## To do
Collect the lines of the entries where "rainrate" shows up.

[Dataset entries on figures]
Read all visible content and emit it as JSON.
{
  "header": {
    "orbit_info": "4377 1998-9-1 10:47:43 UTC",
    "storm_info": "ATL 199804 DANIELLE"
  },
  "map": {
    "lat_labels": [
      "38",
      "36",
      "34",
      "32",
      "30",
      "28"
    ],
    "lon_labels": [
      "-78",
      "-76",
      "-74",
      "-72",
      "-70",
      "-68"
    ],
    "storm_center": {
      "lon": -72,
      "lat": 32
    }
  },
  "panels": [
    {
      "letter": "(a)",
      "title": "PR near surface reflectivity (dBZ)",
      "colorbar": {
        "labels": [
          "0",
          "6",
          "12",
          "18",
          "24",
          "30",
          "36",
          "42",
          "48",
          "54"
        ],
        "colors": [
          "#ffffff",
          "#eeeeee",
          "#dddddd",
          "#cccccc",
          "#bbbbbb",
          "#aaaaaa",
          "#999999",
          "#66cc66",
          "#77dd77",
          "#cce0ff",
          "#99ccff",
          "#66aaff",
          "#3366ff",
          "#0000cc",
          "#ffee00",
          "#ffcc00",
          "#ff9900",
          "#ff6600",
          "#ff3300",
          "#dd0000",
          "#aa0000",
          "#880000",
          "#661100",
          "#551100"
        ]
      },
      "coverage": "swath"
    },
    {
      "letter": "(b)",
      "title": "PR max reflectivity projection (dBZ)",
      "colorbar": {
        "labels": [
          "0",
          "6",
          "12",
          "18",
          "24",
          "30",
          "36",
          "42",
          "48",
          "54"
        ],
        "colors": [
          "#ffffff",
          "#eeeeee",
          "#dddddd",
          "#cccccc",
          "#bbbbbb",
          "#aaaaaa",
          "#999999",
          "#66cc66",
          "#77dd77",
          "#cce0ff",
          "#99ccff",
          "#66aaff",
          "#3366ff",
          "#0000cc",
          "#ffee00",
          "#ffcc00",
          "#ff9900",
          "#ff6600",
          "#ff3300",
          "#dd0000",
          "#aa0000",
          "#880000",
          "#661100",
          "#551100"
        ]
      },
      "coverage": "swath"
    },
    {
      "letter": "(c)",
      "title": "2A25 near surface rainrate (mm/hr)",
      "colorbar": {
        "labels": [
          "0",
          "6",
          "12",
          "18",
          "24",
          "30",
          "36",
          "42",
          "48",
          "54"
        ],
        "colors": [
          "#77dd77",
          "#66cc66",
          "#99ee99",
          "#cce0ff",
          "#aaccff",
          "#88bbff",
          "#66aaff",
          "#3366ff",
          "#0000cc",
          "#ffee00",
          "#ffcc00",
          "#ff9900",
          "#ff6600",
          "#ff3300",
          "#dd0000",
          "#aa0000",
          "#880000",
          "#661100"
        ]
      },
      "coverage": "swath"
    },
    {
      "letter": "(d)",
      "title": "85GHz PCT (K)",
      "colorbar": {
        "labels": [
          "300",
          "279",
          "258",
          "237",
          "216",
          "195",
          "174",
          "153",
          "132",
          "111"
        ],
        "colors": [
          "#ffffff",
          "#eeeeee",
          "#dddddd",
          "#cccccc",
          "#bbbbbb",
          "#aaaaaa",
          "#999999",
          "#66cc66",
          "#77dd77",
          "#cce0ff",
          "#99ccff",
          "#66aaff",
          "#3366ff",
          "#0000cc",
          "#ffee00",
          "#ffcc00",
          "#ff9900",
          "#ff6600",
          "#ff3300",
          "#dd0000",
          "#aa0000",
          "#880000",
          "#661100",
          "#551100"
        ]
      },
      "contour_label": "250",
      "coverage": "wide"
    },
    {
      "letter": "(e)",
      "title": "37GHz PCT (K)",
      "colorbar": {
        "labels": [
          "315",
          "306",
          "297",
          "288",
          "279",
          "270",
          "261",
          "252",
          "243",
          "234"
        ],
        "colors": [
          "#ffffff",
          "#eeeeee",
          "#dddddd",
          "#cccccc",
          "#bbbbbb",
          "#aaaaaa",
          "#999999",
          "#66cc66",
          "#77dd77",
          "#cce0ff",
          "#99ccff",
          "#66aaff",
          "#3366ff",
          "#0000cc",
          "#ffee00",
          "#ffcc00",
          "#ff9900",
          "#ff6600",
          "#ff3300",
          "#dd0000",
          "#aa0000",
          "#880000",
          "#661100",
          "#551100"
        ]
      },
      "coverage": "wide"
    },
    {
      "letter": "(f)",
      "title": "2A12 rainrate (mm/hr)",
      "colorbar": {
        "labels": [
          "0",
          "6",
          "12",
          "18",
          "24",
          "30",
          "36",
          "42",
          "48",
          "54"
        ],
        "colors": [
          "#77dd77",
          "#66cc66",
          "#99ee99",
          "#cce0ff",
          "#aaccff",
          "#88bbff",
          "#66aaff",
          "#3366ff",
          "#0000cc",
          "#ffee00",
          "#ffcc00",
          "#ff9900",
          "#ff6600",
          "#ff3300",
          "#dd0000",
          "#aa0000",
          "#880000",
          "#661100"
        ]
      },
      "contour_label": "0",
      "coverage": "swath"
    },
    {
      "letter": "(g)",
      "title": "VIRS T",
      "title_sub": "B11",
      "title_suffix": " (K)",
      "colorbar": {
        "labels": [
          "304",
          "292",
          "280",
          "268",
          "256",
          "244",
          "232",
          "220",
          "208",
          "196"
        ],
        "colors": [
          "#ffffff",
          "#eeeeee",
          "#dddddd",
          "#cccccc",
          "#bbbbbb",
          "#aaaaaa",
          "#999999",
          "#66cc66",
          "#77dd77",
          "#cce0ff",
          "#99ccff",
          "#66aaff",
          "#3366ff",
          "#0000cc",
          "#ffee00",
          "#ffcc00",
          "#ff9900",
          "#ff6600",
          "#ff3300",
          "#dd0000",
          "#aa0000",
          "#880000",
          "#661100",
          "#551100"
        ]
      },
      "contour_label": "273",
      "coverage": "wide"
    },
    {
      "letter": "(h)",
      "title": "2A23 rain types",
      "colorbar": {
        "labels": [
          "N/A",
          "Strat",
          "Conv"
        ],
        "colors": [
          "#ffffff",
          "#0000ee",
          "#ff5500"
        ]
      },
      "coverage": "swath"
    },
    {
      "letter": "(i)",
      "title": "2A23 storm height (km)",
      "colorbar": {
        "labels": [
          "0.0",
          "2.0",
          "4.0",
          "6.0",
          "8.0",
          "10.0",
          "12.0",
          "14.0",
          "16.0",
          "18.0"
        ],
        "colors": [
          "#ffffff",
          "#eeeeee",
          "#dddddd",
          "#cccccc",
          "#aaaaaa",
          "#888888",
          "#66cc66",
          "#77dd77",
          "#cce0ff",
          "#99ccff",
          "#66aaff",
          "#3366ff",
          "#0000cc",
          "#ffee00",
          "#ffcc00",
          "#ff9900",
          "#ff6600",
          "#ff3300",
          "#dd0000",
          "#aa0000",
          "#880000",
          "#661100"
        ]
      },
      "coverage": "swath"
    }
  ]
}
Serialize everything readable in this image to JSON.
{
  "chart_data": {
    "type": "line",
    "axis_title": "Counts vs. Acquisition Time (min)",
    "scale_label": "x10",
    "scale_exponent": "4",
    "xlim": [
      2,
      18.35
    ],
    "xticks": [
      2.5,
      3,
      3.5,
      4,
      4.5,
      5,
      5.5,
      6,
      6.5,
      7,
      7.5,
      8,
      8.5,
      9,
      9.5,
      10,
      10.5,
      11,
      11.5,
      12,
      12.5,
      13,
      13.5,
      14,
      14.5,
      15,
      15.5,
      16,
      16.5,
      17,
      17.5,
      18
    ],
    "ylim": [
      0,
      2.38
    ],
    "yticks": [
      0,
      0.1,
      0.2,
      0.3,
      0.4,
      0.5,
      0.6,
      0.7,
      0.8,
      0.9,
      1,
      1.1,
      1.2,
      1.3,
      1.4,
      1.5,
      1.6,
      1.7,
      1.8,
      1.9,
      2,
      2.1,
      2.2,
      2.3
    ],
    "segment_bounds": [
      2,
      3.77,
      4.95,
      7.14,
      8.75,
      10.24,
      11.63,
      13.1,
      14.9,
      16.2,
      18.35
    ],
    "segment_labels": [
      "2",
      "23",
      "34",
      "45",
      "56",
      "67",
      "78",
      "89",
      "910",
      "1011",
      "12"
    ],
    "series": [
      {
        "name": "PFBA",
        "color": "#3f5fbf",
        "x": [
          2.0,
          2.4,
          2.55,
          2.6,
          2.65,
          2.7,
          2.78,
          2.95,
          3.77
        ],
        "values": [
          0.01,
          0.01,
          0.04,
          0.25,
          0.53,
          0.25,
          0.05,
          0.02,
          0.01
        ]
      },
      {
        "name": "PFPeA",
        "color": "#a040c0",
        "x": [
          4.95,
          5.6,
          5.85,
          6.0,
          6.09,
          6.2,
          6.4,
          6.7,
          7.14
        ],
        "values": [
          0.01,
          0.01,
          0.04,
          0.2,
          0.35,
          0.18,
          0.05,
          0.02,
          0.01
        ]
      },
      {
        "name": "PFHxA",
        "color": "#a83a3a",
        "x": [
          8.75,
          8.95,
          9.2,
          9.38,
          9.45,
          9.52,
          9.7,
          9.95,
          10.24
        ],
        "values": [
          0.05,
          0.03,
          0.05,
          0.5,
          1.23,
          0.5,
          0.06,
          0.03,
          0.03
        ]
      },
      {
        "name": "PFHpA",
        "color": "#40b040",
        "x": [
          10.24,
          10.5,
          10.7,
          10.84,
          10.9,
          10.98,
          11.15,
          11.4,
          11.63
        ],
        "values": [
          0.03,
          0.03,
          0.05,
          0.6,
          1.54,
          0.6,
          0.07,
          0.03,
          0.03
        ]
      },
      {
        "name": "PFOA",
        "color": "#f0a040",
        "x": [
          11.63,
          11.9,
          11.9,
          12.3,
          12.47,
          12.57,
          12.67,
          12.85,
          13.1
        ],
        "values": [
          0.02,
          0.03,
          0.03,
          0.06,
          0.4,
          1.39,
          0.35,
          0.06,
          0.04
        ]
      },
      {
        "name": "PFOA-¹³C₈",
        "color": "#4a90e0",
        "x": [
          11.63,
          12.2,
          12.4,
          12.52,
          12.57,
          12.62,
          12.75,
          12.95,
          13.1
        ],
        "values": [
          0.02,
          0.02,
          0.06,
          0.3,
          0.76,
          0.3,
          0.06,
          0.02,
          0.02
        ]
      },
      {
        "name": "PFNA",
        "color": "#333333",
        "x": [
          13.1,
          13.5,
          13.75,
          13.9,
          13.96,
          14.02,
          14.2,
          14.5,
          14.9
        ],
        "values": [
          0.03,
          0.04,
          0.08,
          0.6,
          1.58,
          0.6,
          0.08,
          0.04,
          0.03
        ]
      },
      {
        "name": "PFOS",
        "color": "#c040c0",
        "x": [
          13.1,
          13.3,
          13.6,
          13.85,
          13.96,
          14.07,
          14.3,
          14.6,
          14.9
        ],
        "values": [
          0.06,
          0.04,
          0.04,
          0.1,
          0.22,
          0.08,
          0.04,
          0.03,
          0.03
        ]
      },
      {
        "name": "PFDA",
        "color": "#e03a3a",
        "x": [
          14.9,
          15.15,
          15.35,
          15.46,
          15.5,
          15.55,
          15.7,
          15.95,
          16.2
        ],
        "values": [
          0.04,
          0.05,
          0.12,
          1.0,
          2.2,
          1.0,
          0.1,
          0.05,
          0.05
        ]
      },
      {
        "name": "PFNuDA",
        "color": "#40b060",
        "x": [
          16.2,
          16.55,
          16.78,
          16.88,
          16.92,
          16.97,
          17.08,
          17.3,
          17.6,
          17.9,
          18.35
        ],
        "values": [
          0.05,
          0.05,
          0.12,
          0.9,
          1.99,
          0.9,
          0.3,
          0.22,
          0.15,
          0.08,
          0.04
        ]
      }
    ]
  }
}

## Solution to this task
      "title": "2A25 near surface rainrate (mm/hr)",
      "title": "2A12 rainrate (mm/hr)",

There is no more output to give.